- **任务**
1. 按这段对谈里徐冰的说法,讨论艺术怎么教之前,为什么要先弄清艺术是什么?
2. 照原文抄出这段对谈中从“总的来说如果刚才梦娇说艺术到”到“进入艺术领域的兴趣是不同的。”的那一段。
━━━ 摘录 ━━━
我们今天正是要从师生、教育谈起,谈一谈艺术是否是可以教授的?哪些部分是可以教授的?哪些是不可以教授的?以这个问题作为起点,我们有请尹吉男老师和徐冰老师围绕今天的话题进行一场比较轻松的对谈。
徐冰:大家好,谢谢梦娇和少锋组织这个展览和活动,今天谈什么呢?说实在的有点不知道谈什么,因为一个人的思想就这么多,再加上当今的网络又这么发达,你随便说一点什么最后传的到处都是,你再去一个新的地方你就没有机会再说了,因为说来说去就这么点东西,所以你自己也会觉得很烦。
今天苏州诚品的这个对话空间真的是太公开了。我和尹老师这种公开的交流可能是第一次。
总的来说如果刚才梦娇说艺术到底能不能教?或者艺术是怎么教?这里面就涉及到一个问题,就是艺术到底是什么东西,或者艺术的范畴是什么?这个搞不清楚你就没法再讨论艺术是怎么教法,先把概念搞清楚。艺术是什么呢?我个人做艺术这么多年,从小喜欢画画,但来后来才发现我现在的工作和最早喜欢艺术或者进入艺术领域的兴趣是不同的。
我们每个人小的时候都有画画的动机或者涂鸦的动机,很多孩子最后发展了别的动机的时候,比如说声音、计算、表演等等。但是有些孩子他始终执着于涂涂画画,始终自己在那儿弄,我就属于这种人,比较害羞的孩子,小的时候至少是。所以一直保留了这样一个兴趣。
━━━ 所给数据 ━━━
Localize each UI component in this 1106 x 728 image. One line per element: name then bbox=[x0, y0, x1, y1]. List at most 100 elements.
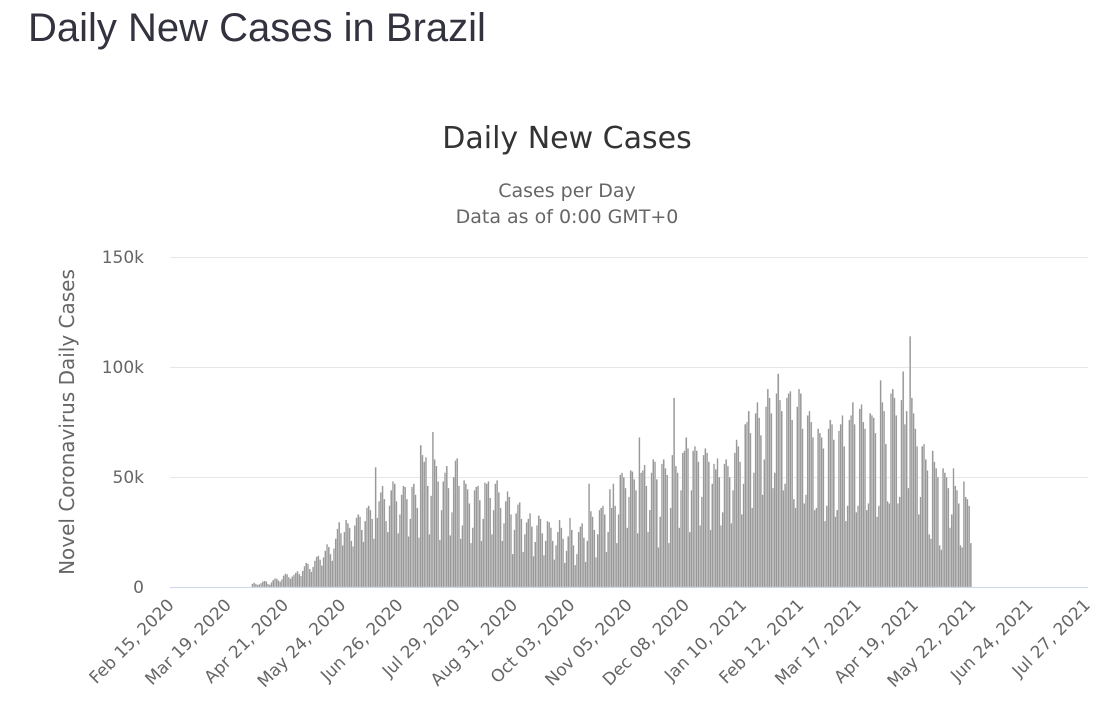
bar bbox=[575, 553, 578, 588]
bar bbox=[492, 509, 495, 588]
bar bbox=[647, 531, 650, 588]
bar bbox=[697, 461, 700, 588]
bar bbox=[969, 542, 972, 588]
bar bbox=[272, 579, 275, 588]
bar bbox=[360, 529, 363, 588]
bar bbox=[851, 402, 854, 588]
bar bbox=[261, 581, 264, 588]
bar bbox=[449, 535, 452, 588]
bar bbox=[749, 432, 752, 588]
bar bbox=[869, 413, 872, 588]
bar bbox=[289, 578, 292, 588]
bar bbox=[412, 483, 415, 588]
bar bbox=[680, 490, 683, 588]
bar bbox=[709, 529, 712, 588]
bar bbox=[522, 551, 525, 588]
bar bbox=[454, 460, 457, 588]
bar bbox=[390, 490, 393, 588]
bar bbox=[345, 519, 348, 588]
bar bbox=[914, 428, 917, 588]
bar bbox=[688, 531, 691, 588]
bar bbox=[723, 463, 726, 588]
bar bbox=[553, 559, 556, 588]
bar bbox=[693, 446, 696, 588]
page-heading: Daily New Cases in Brazil bbox=[28, 6, 486, 50]
bar bbox=[428, 534, 431, 588]
bar bbox=[950, 514, 953, 588]
bar bbox=[813, 509, 816, 588]
bar bbox=[728, 476, 731, 588]
bar bbox=[480, 540, 483, 588]
bar bbox=[746, 421, 748, 588]
bar bbox=[798, 388, 801, 588]
bar bbox=[589, 510, 592, 588]
bar bbox=[457, 485, 460, 588]
bar bbox=[780, 410, 783, 588]
bar bbox=[430, 495, 433, 588]
bar bbox=[773, 472, 776, 588]
bar bbox=[301, 570, 304, 588]
bar bbox=[836, 509, 839, 588]
bar bbox=[700, 496, 703, 588]
bar bbox=[353, 525, 356, 588]
bar bbox=[629, 470, 632, 588]
bar bbox=[959, 545, 962, 588]
bar bbox=[355, 517, 358, 588]
bar bbox=[921, 446, 924, 588]
bar bbox=[310, 571, 313, 588]
bar bbox=[765, 406, 768, 588]
bar bbox=[482, 518, 485, 588]
bar bbox=[940, 549, 943, 588]
bar bbox=[331, 560, 334, 588]
bar bbox=[695, 450, 698, 588]
bar bbox=[792, 498, 795, 588]
bar bbox=[477, 485, 480, 588]
bar bbox=[621, 472, 624, 588]
bar bbox=[572, 545, 575, 588]
bar bbox=[438, 539, 441, 588]
bar bbox=[324, 550, 327, 588]
bar bbox=[877, 505, 880, 588]
bar bbox=[383, 498, 386, 588]
bar bbox=[935, 468, 938, 588]
bar bbox=[352, 546, 355, 588]
bar bbox=[461, 525, 464, 588]
bar bbox=[775, 393, 778, 588]
bar bbox=[822, 448, 825, 588]
bar bbox=[699, 525, 702, 588]
bar bbox=[456, 458, 459, 588]
bar bbox=[952, 468, 955, 588]
bar bbox=[362, 541, 365, 588]
bar bbox=[669, 507, 672, 588]
bar bbox=[563, 562, 566, 588]
bar bbox=[497, 492, 500, 588]
bar bbox=[267, 583, 270, 588]
bar bbox=[903, 424, 906, 588]
bar bbox=[440, 509, 443, 588]
bar bbox=[638, 437, 641, 588]
bar bbox=[506, 491, 509, 588]
bar bbox=[643, 464, 646, 588]
bar bbox=[548, 521, 551, 588]
bar bbox=[942, 468, 945, 588]
bar bbox=[841, 415, 844, 588]
bar bbox=[721, 512, 724, 588]
bar bbox=[296, 571, 299, 588]
bar bbox=[713, 463, 716, 588]
bar bbox=[943, 472, 946, 588]
bar bbox=[860, 404, 863, 588]
bar bbox=[711, 483, 714, 588]
bar bbox=[442, 481, 445, 588]
bar bbox=[614, 505, 617, 588]
bar bbox=[739, 461, 742, 588]
bar bbox=[645, 485, 648, 588]
bar bbox=[254, 583, 257, 588]
bar bbox=[752, 472, 755, 588]
bar bbox=[464, 483, 467, 588]
bar bbox=[371, 518, 374, 588]
bar bbox=[624, 487, 627, 588]
bar bbox=[674, 465, 677, 588]
bar bbox=[273, 578, 276, 588]
bar bbox=[652, 459, 655, 588]
bar bbox=[817, 428, 820, 588]
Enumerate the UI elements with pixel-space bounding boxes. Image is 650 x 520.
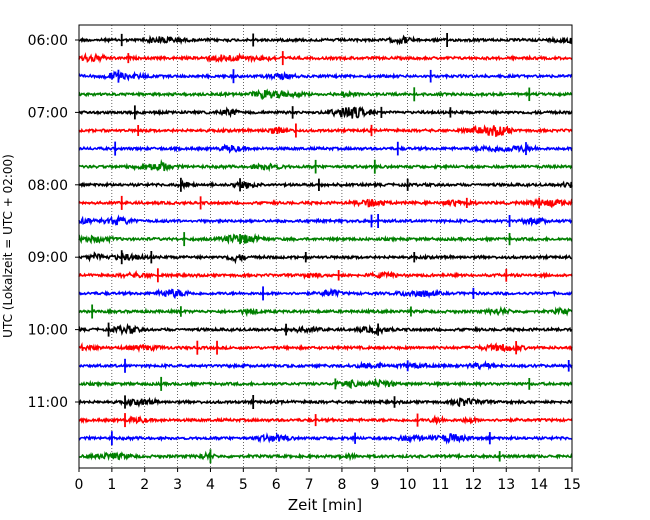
━━━
- **各题解答**
1. 因为艺术是什么、艺术的范畴是什么如果搞不清楚,就没法讨论艺术该怎么教,所以要先把概念搞清楚。

2.
总的来说如果刚才梦娇说艺术到底能不能教?或者艺术是怎么教?这里面就涉及到一个问题,就是艺术到底是什么东西,或者艺术的范畴是什么?这个搞不清楚你就没法再讨论艺术是怎么教法,先把概念搞清楚。艺术是什么呢?我个人做艺术这么多年,从小喜欢画画,但来后来才发现我现在的工作和最早喜欢艺术或者进入艺术领域的兴趣是不同的。